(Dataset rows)
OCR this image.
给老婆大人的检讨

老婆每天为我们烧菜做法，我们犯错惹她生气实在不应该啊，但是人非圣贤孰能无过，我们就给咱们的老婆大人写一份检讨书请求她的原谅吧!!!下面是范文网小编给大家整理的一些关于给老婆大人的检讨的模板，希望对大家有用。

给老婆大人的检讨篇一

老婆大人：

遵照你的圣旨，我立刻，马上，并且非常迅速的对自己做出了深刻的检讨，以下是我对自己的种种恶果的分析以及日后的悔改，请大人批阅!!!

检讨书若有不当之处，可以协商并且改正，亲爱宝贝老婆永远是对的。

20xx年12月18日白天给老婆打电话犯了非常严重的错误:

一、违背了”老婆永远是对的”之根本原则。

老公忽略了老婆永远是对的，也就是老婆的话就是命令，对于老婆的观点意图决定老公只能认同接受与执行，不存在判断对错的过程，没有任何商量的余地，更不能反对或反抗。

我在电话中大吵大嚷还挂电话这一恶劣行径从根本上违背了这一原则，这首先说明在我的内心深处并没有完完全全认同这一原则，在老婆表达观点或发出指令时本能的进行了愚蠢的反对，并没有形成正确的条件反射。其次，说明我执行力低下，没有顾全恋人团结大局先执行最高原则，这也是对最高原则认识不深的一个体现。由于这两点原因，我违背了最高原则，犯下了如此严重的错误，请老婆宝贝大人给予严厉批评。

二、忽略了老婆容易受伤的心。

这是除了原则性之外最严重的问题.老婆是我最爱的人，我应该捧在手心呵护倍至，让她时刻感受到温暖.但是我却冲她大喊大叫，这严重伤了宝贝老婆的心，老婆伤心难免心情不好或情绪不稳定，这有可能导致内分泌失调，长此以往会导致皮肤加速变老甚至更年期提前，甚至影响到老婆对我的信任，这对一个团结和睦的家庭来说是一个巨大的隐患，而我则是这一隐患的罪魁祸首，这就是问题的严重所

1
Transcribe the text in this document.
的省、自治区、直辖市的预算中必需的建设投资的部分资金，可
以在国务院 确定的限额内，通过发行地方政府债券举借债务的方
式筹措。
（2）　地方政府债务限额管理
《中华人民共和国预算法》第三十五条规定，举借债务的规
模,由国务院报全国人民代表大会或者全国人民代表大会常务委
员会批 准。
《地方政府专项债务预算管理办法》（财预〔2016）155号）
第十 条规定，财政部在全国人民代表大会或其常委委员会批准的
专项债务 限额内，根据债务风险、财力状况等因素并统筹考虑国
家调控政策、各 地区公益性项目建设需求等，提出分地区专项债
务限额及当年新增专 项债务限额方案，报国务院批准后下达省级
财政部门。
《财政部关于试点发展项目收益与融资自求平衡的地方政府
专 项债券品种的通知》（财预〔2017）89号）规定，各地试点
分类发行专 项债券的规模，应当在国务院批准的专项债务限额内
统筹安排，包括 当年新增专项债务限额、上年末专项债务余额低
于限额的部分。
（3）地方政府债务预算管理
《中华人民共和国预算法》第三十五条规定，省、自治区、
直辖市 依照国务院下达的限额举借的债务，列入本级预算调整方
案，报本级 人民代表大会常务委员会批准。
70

## [TO BE DONE]
Give every line of the material again, exactly as it reads.

## [TASK ANSWER]
OCR this image.
给老婆大人的检讨

老婆每天为我们烧菜做法，我们犯错惹她生气实在不应该啊，但是人非圣贤孰能无过，我们就给咱们的老婆大人写一份检讨书请求她的原谅吧!!!下面是范文网小编给大家整理的一些关于给老婆大人的检讨的模板，希望对大家有用。

给老婆大人的检讨篇一

老婆大人：

遵照你的圣旨，我立刻，马上，并且非常迅速的对自己做出了深刻的检讨，以下是我对自己的种种恶果的分析以及日后的悔改，请大人批阅!!!

检讨书若有不当之处，可以协商并且改正，亲爱宝贝老婆永远是对的。

20xx年12月18日白天给老婆打电话犯了非常严重的错误:

一、违背了”老婆永远是对的”之根本原则。

老公忽略了老婆永远是对的，也就是老婆的话就是命令，对于老婆的观点意图决定老公只能认同接受与执行，不存在判断对错的过程，没有任何商量的余地，更不能反对或反抗。

我在电话中大吵大嚷还挂电话这一恶劣行径从根本上违背了这一原则，这首先说明在我的内心深处并没有完完全全认同这一原则，在老婆表达观点或发出指令时本能的进行了愚蠢的反对，并没有形成正确的条件反射。其次，说明我执行力低下，没有顾全恋人团结大局先执行最高原则，这也是对最高原则认识不深的一个体现。由于这两点原因，我违背了最高原则，犯下了如此严重的错误，请老婆宝贝大人给予严厉批评。

二、忽略了老婆容易受伤的心。

这是除了原则性之外最严重的问题.老婆是我最爱的人，我应该捧在手心呵护倍至，让她时刻感受到温暖.但是我却冲她大喊大叫，这严重伤了宝贝老婆的心，老婆伤心难免心情不好或情绪不稳定，这有可能导致内分泌失调，长此以往会导致皮肤加速变老甚至更年期提前，甚至影响到老婆对我的信任，这对一个团结和睦的家庭来说是一个巨大的隐患，而我则是这一隐患的罪魁祸首，这就是问题的严重所

1
Transcribe the text in this document.
的省、自治区、直辖市的预算中必需的建设投资的部分资金，可
以在国务院 确定的限额内，通过发行地方政府债券举借债务的方
式筹措。
（2）　地方政府债务限额管理
《中华人民共和国预算法》第三十五条规定，举借债务的规
模,由国务院报全国人民代表大会或者全国人民代表大会常务委
员会批 准。
《地方政府专项债务预算管理办法》（财预〔2016）155号）
第十 条规定，财政部在全国人民代表大会或其常委委员会批准的
专项债务 限额内，根据债务风险、财力状况等因素并统筹考虑国
家调控政策、各 地区公益性项目建设需求等，提出分地区专项债
务限额及当年新增专 项债务限额方案，报国务院批准后下达省级
财政部门。
《财政部关于试点发展项目收益与融资自求平衡的地方政府
专 项债券品种的通知》（财预〔2017）89号）规定，各地试点
分类发行专 项债券的规模，应当在国务院批准的专项债务限额内
统筹安排，包括 当年新增专项债务限额、上年末专项债务余额低
于限额的部分。
（3）地方政府债务预算管理
《中华人民共和国预算法》第三十五条规定，省、自治区、
直辖市 依照国务院下达的限额举借的债务，列入本级预算调整方
案，报本级 人民代表大会常务委员会批准。
70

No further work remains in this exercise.